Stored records
::::::
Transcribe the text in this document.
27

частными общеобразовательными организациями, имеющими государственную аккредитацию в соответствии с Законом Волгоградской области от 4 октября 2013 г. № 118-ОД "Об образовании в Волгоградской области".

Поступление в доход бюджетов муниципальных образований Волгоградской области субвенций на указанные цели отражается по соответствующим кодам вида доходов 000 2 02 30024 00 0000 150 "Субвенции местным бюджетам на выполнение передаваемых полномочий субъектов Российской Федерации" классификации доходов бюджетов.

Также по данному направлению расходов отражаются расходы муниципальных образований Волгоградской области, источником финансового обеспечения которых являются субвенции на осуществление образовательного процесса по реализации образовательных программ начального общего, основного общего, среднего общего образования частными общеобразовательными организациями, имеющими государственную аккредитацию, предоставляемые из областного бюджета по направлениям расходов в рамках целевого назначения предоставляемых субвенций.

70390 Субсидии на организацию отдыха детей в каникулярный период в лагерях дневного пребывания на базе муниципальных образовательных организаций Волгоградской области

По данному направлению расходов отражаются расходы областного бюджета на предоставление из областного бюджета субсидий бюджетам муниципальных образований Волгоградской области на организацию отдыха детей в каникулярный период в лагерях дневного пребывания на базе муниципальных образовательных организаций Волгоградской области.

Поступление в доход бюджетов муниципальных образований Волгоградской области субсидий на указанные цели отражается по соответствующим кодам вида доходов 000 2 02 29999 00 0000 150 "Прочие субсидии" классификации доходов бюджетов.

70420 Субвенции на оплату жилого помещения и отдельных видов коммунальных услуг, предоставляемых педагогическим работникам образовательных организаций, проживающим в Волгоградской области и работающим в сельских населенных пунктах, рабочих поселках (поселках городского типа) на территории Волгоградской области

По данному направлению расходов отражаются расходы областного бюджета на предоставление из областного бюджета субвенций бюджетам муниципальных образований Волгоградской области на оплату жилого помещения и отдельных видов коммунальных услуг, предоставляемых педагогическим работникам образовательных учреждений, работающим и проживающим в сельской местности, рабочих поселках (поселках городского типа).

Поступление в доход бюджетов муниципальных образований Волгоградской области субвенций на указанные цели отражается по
::::::
■ **Work to be completed**
Return every line exactly.

■ **Answer to this task**
Transcribe the text in this document.
27

частными общеобразовательными организациями, имеющими государственную аккредитацию в соответствии с Законом Волгоградской области от 4 октября 2013 г. № 118-ОД "Об образовании в Волгоградской области".

Поступление в доход бюджетов муниципальных образований Волгоградской области субвенций на указанные цели отражается по соответствующим кодам вида доходов 000 2 02 30024 00 0000 150 "Субвенции местным бюджетам на выполнение передаваемых полномочий субъектов Российской Федерации" классификации доходов бюджетов.

Также по данному направлению расходов отражаются расходы муниципальных образований Волгоградской области, источником финансового обеспечения которых являются субвенции на осуществление образовательного процесса по реализации образовательных программ начального общего, основного общего, среднего общего образования частными общеобразовательными организациями, имеющими государственную аккредитацию, предоставляемые из областного бюджета по направлениям расходов в рамках целевого назначения предоставляемых субвенций.

70390 Субсидии на организацию отдыха детей в каникулярный период в лагерях дневного пребывания на базе муниципальных образовательных организаций Волгоградской области

По данному направлению расходов отражаются расходы областного бюджета на предоставление из областного бюджета субсидий бюджетам муниципальных образований Волгоградской области на организацию отдыха детей в каникулярный период в лагерях дневного пребывания на базе муниципальных образовательных организаций Волгоградской области.

Поступление в доход бюджетов муниципальных образований Волгоградской области субсидий на указанные цели отражается по соответствующим кодам вида доходов 000 2 02 29999 00 0000 150 "Прочие субсидии" классификации доходов бюджетов.

70420 Субвенции на оплату жилого помещения и отдельных видов коммунальных услуг, предоставляемых педагогическим работникам образовательных организаций, проживающим в Волгоградской области и работающим в сельских населенных пунктах, рабочих поселках (поселках городского типа) на территории Волгоградской области

По данному направлению расходов отражаются расходы областного бюджета на предоставление из областного бюджета субвенций бюджетам муниципальных образований Волгоградской области на оплату жилого помещения и отдельных видов коммунальных услуг, предоставляемых педагогическим работникам образовательных учреждений, работающим и проживающим в сельской местности, рабочих поселках (поселках городского типа).

Поступление в доход бюджетов муниципальных образований Волгоградской области субвенций на указанные цели отражается по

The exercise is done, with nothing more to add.